## Begin
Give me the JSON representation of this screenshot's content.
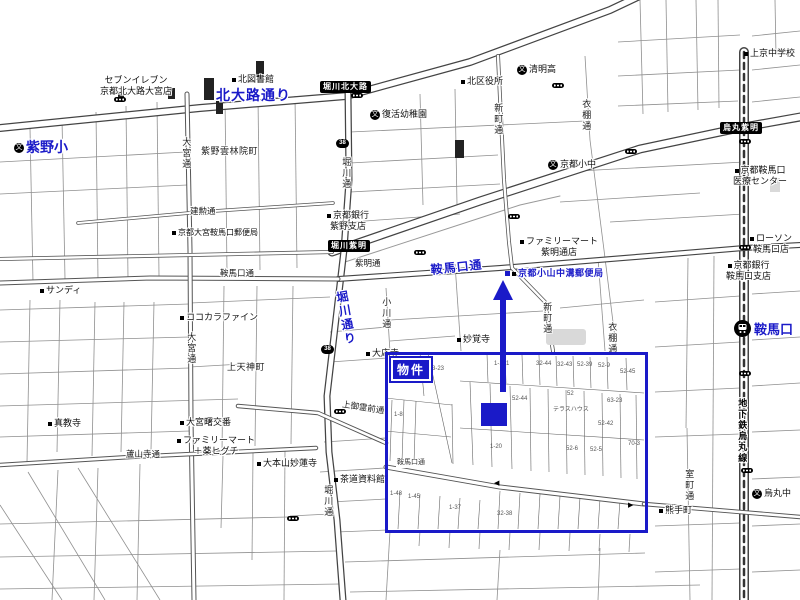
{
  "map": {
    "accent": "#1a1ac8",
    "property": {
      "label": "物件"
    },
    "icon_glyphs": {
      "school": "文"
    },
    "shields": [
      {
        "x": 336,
        "y": 139,
        "label": "38"
      },
      {
        "x": 321,
        "y": 345,
        "label": "38"
      }
    ],
    "signals": [
      [
        114,
        97
      ],
      [
        351,
        93
      ],
      [
        552,
        83
      ],
      [
        625,
        149
      ],
      [
        739,
        139
      ],
      [
        508,
        214
      ],
      [
        414,
        250
      ],
      [
        739,
        245
      ],
      [
        334,
        409
      ],
      [
        739,
        371
      ],
      [
        741,
        468
      ],
      [
        287,
        516
      ]
    ],
    "labels": [
      {
        "id": "kitaoji-dori-label",
        "c": "bstreet",
        "x": 216,
        "y": 87,
        "t": "北大路通り"
      },
      {
        "id": "horikawa-dori-label",
        "c": "bstreet vert",
        "x": 333,
        "y": 292,
        "t": "堀川通り",
        "fs": 12,
        "r": -10
      },
      {
        "id": "kuramaguchi-dori-blue-label",
        "c": "bstreet",
        "x": 430,
        "y": 263,
        "t": "鞍馬口通",
        "fs": 12,
        "r": -6
      },
      {
        "id": "murasakino-elementary-label",
        "c": "bname",
        "x": 14,
        "y": 139,
        "t": "紫野小",
        "i": [
          "school"
        ]
      },
      {
        "id": "kuramaguchi-station-label",
        "c": "bname",
        "x": 754,
        "y": 322,
        "t": "鞍馬口",
        "fs": 13
      },
      {
        "id": "koyama-nakamizo-post-office-label",
        "c": "bpoi",
        "x": 505,
        "y": 268,
        "t": "京都小山中溝郵便局",
        "i": [
          "bluesq",
          "dot"
        ]
      },
      {
        "id": "horikawa-kitaoji-box",
        "c": "ibox",
        "x": 320,
        "y": 81,
        "t": "堀川北大路"
      },
      {
        "id": "horikawa-shimei-box",
        "c": "ibox",
        "x": 328,
        "y": 240,
        "t": "堀川紫明"
      },
      {
        "id": "karasuma-shimei-box",
        "c": "ibox",
        "x": 720,
        "y": 122,
        "t": "烏丸紫明"
      },
      {
        "id": "seven-eleven-label",
        "c": "poi ctr",
        "x": 100,
        "y": 75,
        "t": "セブンイレブン\n京都北大路大宮店"
      },
      {
        "id": "kita-library-label",
        "c": "poi",
        "x": 232,
        "y": 74,
        "t": "北図書館",
        "i": [
          "dot"
        ]
      },
      {
        "id": "fukkatsu-kindergarten-label",
        "c": "poi",
        "x": 370,
        "y": 109,
        "t": "復活幼稚園",
        "i": [
          "school"
        ]
      },
      {
        "id": "kita-ward-office-label",
        "c": "poi",
        "x": 461,
        "y": 76,
        "t": "北区役所",
        "i": [
          "dot"
        ]
      },
      {
        "id": "seimei-high-label",
        "c": "poi",
        "x": 517,
        "y": 64,
        "t": "清明高",
        "i": [
          "school"
        ]
      },
      {
        "id": "murasakino-unrinin-cho-label",
        "c": "town",
        "x": 201,
        "y": 146,
        "t": "紫野雲林院町"
      },
      {
        "id": "kyoto-shochu-label",
        "c": "poi",
        "x": 548,
        "y": 159,
        "t": "京都小中",
        "i": [
          "school"
        ]
      },
      {
        "id": "kamigyo-jhs-label",
        "c": "poi",
        "x": 744,
        "y": 48,
        "t": "上京中学校",
        "i": [
          "dot"
        ]
      },
      {
        "id": "kuramaguchi-medical-center-label",
        "c": "poi ctr",
        "x": 733,
        "y": 165,
        "t": "京都鞍馬口\n医療センター",
        "i": [
          "dot"
        ]
      },
      {
        "id": "lawson-kuramaguchi-label",
        "c": "poi ctr",
        "x": 750,
        "y": 233,
        "t": "ローソン\n鞍馬口店",
        "i": [
          "dot"
        ]
      },
      {
        "id": "kyoto-bank-murasakino-label",
        "c": "poi ctr",
        "x": 327,
        "y": 210,
        "t": "京都銀行\n紫野支店",
        "i": [
          "dot"
        ]
      },
      {
        "id": "kyoto-bank-kuramaguchi-label",
        "c": "poi ctr",
        "x": 726,
        "y": 260,
        "t": "京都銀行\n鞍馬口支店",
        "i": [
          "dot"
        ]
      },
      {
        "id": "familymart-shimei-label",
        "c": "poi ctr",
        "x": 520,
        "y": 236,
        "t": "ファミリーマート\n紫明通店",
        "i": [
          "dot"
        ]
      },
      {
        "id": "kenkun-dori-label",
        "c": "street",
        "x": 190,
        "y": 206,
        "t": "建勲通"
      },
      {
        "id": "omiya-kuramaguchi-post-office-label",
        "c": "poi",
        "x": 172,
        "y": 228,
        "t": "京都大宮鞍馬口郵便局",
        "i": [
          "dot"
        ],
        "fs": 8
      },
      {
        "id": "shimei-dori-label",
        "c": "street",
        "x": 355,
        "y": 258,
        "t": "紫明通"
      },
      {
        "id": "sandy-label",
        "c": "poi",
        "x": 40,
        "y": 285,
        "t": "サンディ",
        "i": [
          "dot"
        ]
      },
      {
        "id": "cocokara-fine-label",
        "c": "poi",
        "x": 180,
        "y": 312,
        "t": "ココカラファイン",
        "i": [
          "dot"
        ]
      },
      {
        "id": "kuramaguchi-dori-west-label",
        "c": "street",
        "x": 220,
        "y": 268,
        "t": "鞍馬口通"
      },
      {
        "id": "kamitenjin-cho-label",
        "c": "town",
        "x": 227,
        "y": 362,
        "t": "上天神町"
      },
      {
        "id": "shinkyoji-label",
        "c": "poi",
        "x": 48,
        "y": 418,
        "t": "真教寺",
        "i": [
          "dot"
        ]
      },
      {
        "id": "omiya-koban-label",
        "c": "poi",
        "x": 180,
        "y": 417,
        "t": "大宮曙交番",
        "i": [
          "dot"
        ]
      },
      {
        "id": "familymart-higuchi-label",
        "c": "poi ctr",
        "x": 177,
        "y": 435,
        "t": "ファミリーマート\n＋薬ヒグチ",
        "i": [
          "dot"
        ]
      },
      {
        "id": "rozanji-dori-label",
        "c": "street",
        "x": 126,
        "y": 449,
        "t": "蘆山寺通"
      },
      {
        "id": "myorenji-label",
        "c": "poi",
        "x": 257,
        "y": 458,
        "t": "大本山妙蓮寺",
        "i": [
          "dot"
        ]
      },
      {
        "id": "kamigoryo-mae-dori-label",
        "c": "street",
        "x": 343,
        "y": 399,
        "t": "上御霊前通",
        "r": 9
      },
      {
        "id": "sado-museum-label",
        "c": "poi",
        "x": 334,
        "y": 474,
        "t": "茶道資料館",
        "i": [
          "dot"
        ]
      },
      {
        "id": "myokakuji-label",
        "c": "poi",
        "x": 457,
        "y": 334,
        "t": "妙覚寺",
        "i": [
          "dot"
        ]
      },
      {
        "id": "daioji-label",
        "c": "poi",
        "x": 366,
        "y": 348,
        "t": "大応寺",
        "i": [
          "dot"
        ]
      },
      {
        "id": "kumade-cho-label",
        "c": "poi",
        "x": 659,
        "y": 505,
        "t": "熊手町",
        "i": [
          "dot"
        ]
      },
      {
        "id": "karasuma-chu-label",
        "c": "poi",
        "x": 752,
        "y": 488,
        "t": "烏丸中",
        "i": [
          "school"
        ]
      },
      {
        "id": "omiya-dori-north-label",
        "c": "vstreet",
        "x": 180,
        "y": 137,
        "t": "大宮通"
      },
      {
        "id": "horikawa-dori-north-label",
        "c": "vstreet",
        "x": 340,
        "y": 157,
        "t": "堀川通"
      },
      {
        "id": "shinmachi-dori-north-label",
        "c": "vstreet",
        "x": 492,
        "y": 103,
        "t": "新町通"
      },
      {
        "id": "koromonotana-dori-north-label",
        "c": "vstreet",
        "x": 580,
        "y": 99,
        "t": "衣棚通"
      },
      {
        "id": "omiya-dori-south-label",
        "c": "vstreet",
        "x": 185,
        "y": 332,
        "t": "大宮通"
      },
      {
        "id": "ogawa-dori-label",
        "c": "vstreet",
        "x": 380,
        "y": 297,
        "t": "小川通"
      },
      {
        "id": "shinmachi-dori-south-label",
        "c": "vstreet",
        "x": 541,
        "y": 302,
        "t": "新町通"
      },
      {
        "id": "koromonotana-dori-south-label",
        "c": "vstreet",
        "x": 606,
        "y": 322,
        "t": "衣棚通"
      },
      {
        "id": "horikawa-dori-south-label",
        "c": "vstreet",
        "x": 322,
        "y": 485,
        "t": "堀川通"
      },
      {
        "id": "muromachi-dori-label",
        "c": "vstreet",
        "x": 683,
        "y": 469,
        "t": "室町通"
      },
      {
        "id": "karasuma-subway-line-label",
        "c": "vstreet dark",
        "x": 736,
        "y": 398,
        "t": "地下鉄烏丸線"
      },
      {
        "id": "kuramaguchi-dori-rect-label",
        "c": "tinystreet",
        "x": 396,
        "y": 459,
        "t": "鞍馬口通"
      },
      {
        "id": "parcel-number",
        "c": "tiny",
        "x": 432,
        "y": 366,
        "t": "3-23"
      },
      {
        "id": "parcel-number",
        "c": "tiny",
        "x": 394,
        "y": 412,
        "t": "1-8"
      },
      {
        "id": "parcel-number",
        "c": "tiny",
        "x": 494,
        "y": 361,
        "t": "1-101"
      },
      {
        "id": "parcel-number",
        "c": "tiny",
        "x": 536,
        "y": 361,
        "t": "32-44"
      },
      {
        "id": "parcel-number",
        "c": "tiny",
        "x": 557,
        "y": 362,
        "t": "32-43"
      },
      {
        "id": "parcel-number",
        "c": "tiny",
        "x": 577,
        "y": 362,
        "t": "52-39"
      },
      {
        "id": "parcel-number",
        "c": "tiny",
        "x": 598,
        "y": 363,
        "t": "52-9"
      },
      {
        "id": "parcel-number",
        "c": "tiny",
        "x": 620,
        "y": 369,
        "t": "52-45"
      },
      {
        "id": "parcel-number",
        "c": "tiny",
        "x": 512,
        "y": 396,
        "t": "52-44"
      },
      {
        "id": "parcel-number",
        "c": "tiny",
        "x": 567,
        "y": 391,
        "t": "52"
      },
      {
        "id": "parcel-number",
        "c": "tiny",
        "x": 607,
        "y": 398,
        "t": "63-23"
      },
      {
        "id": "parcel-name",
        "c": "tiny",
        "x": 553,
        "y": 407,
        "t": "テラスハウス"
      },
      {
        "id": "parcel-number",
        "c": "tiny",
        "x": 598,
        "y": 421,
        "t": "52-42"
      },
      {
        "id": "parcel-number",
        "c": "tiny",
        "x": 490,
        "y": 444,
        "t": "1-20"
      },
      {
        "id": "parcel-number",
        "c": "tiny",
        "x": 566,
        "y": 446,
        "t": "52-6"
      },
      {
        "id": "parcel-number",
        "c": "tiny",
        "x": 590,
        "y": 447,
        "t": "52-5"
      },
      {
        "id": "parcel-number",
        "c": "tiny",
        "x": 628,
        "y": 441,
        "t": "70-3"
      },
      {
        "id": "parcel-number",
        "c": "tiny",
        "x": 390,
        "y": 491,
        "t": "1-48"
      },
      {
        "id": "parcel-number",
        "c": "tiny",
        "x": 408,
        "y": 494,
        "t": "1-45"
      },
      {
        "id": "parcel-number",
        "c": "tiny",
        "x": 449,
        "y": 505,
        "t": "1-37"
      },
      {
        "id": "parcel-number",
        "c": "tiny",
        "x": 497,
        "y": 511,
        "t": "32-38"
      },
      {
        "id": "oneway-arrow",
        "c": "oneway",
        "x": 494,
        "y": 480,
        "t": "◀"
      },
      {
        "id": "oneway-arrow",
        "c": "oneway",
        "x": 628,
        "y": 502,
        "t": "▶"
      }
    ]
  }
}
## End
**Set problem:** Every line that holds the word "shinmachi" counts once; state the total number of such lines and nothing else.

**Solution:** 2